EXERCISE BRIEF:
Count the lines in the records below that contain the word "feedback", and give only that number.

====== AVAILABLE DATA ======

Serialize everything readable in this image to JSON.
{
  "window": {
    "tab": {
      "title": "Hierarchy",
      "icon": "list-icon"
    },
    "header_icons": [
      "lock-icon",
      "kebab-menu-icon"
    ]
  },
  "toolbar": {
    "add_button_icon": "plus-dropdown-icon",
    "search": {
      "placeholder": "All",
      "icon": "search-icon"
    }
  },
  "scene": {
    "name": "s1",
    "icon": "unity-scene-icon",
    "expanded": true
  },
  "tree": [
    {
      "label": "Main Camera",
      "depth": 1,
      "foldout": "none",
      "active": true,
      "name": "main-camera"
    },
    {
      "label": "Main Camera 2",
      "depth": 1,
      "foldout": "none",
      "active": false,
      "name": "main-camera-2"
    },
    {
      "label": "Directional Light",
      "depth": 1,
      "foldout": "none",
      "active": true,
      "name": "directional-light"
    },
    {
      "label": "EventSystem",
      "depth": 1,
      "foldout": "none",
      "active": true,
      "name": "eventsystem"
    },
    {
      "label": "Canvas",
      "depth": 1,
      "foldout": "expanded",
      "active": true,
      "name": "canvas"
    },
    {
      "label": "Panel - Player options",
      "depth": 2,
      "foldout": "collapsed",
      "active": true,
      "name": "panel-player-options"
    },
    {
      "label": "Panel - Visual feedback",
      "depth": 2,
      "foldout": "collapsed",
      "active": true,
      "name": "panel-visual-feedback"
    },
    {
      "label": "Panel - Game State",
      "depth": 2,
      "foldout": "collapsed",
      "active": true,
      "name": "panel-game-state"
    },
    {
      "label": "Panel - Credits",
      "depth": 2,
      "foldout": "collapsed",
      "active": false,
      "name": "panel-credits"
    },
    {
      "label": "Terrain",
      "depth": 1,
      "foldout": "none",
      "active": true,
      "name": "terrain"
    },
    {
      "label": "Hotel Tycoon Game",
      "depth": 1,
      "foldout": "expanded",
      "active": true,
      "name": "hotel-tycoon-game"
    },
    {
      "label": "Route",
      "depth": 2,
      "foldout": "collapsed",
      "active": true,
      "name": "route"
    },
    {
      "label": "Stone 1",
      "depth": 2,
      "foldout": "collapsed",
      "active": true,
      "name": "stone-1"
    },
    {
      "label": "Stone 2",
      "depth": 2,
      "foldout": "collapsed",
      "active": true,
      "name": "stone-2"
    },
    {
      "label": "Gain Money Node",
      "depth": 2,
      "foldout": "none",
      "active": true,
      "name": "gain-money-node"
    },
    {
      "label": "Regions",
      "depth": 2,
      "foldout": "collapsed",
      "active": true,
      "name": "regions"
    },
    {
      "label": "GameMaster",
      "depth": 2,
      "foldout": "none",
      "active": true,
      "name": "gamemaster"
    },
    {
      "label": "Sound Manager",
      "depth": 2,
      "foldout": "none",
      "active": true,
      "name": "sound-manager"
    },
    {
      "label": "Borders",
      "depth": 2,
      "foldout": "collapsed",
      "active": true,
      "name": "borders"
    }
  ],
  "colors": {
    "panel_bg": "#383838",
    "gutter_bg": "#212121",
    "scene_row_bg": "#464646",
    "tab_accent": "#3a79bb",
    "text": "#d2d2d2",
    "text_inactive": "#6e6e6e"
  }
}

======

RESPONSE FOR THIS EXERCISE:
2